Record list ▸
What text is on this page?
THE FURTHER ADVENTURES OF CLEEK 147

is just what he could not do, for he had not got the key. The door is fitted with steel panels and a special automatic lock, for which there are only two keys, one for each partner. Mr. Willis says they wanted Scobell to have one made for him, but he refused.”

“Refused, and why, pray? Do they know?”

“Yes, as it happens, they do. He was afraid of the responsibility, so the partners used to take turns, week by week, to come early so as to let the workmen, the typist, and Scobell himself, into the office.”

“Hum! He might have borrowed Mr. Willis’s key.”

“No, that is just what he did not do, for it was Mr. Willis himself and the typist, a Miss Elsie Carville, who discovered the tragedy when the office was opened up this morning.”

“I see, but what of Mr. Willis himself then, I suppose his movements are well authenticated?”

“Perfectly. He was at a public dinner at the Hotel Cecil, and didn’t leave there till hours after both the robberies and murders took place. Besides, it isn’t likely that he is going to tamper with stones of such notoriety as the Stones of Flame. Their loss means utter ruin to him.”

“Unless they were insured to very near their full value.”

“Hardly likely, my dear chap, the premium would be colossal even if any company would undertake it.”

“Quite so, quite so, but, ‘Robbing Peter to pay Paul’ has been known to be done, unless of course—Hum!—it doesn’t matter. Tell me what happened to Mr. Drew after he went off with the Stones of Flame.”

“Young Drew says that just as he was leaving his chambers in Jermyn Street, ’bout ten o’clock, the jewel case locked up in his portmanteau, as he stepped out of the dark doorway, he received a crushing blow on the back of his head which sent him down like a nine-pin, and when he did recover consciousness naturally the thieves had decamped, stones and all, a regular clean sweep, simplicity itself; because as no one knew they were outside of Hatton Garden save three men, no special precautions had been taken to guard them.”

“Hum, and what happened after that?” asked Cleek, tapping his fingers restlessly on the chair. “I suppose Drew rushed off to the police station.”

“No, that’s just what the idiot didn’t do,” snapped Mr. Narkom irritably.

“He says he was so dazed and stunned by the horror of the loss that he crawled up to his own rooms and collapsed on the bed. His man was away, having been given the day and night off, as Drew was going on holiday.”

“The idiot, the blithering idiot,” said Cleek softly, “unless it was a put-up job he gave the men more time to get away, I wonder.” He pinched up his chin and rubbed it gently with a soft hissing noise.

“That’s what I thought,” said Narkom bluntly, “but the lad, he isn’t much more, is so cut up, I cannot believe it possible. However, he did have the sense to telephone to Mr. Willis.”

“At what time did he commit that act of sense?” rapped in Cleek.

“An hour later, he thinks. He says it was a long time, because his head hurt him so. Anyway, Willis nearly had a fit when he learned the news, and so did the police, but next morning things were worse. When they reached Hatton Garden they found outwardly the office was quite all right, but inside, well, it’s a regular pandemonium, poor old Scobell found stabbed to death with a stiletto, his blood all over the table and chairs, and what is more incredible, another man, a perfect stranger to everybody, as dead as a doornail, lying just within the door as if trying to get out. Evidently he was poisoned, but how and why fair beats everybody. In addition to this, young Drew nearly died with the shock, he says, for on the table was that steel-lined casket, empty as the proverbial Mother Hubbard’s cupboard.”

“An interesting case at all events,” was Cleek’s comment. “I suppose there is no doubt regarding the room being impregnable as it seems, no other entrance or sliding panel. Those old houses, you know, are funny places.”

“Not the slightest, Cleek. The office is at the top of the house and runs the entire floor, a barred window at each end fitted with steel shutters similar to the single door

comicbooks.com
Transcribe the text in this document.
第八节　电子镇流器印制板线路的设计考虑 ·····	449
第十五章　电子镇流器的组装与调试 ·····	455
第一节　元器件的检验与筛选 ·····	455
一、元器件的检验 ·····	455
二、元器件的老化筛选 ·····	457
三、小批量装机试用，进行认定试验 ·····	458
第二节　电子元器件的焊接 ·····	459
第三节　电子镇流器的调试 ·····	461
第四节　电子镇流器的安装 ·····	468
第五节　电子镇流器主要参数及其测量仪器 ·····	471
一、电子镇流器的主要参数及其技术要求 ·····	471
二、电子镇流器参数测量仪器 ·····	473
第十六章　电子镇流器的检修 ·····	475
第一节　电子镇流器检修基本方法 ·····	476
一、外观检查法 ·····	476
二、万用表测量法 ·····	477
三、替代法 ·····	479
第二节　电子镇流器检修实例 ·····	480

Aim of the task ▸ The lines to reproduce run from the line containing "Transcribe the text in this document." to the end of the listing; write them out exactly and add nothing.

Answer to the task ▸
Transcribe the text in this document.
第八节　电子镇流器印制板线路的设计考虑 ·····	449
第十五章　电子镇流器的组装与调试 ·····	455
第一节　元器件的检验与筛选 ·····	455
一、元器件的检验 ·····	455
二、元器件的老化筛选 ·····	457
三、小批量装机试用，进行认定试验 ·····	458
第二节　电子元器件的焊接 ·····	459
第三节　电子镇流器的调试 ·····	461
第四节　电子镇流器的安装 ·····	468
第五节　电子镇流器主要参数及其测量仪器 ·····	471
一、电子镇流器的主要参数及其技术要求 ·····	471
二、电子镇流器参数测量仪器 ·····	473
第十六章　电子镇流器的检修 ·····	475
第一节　电子镇流器检修基本方法 ·····	476
一、外观检查法 ·····	476
二、万用表测量法 ·····	477
三、替代法 ·····	479
第二节　电子镇流器检修实例 ·····	480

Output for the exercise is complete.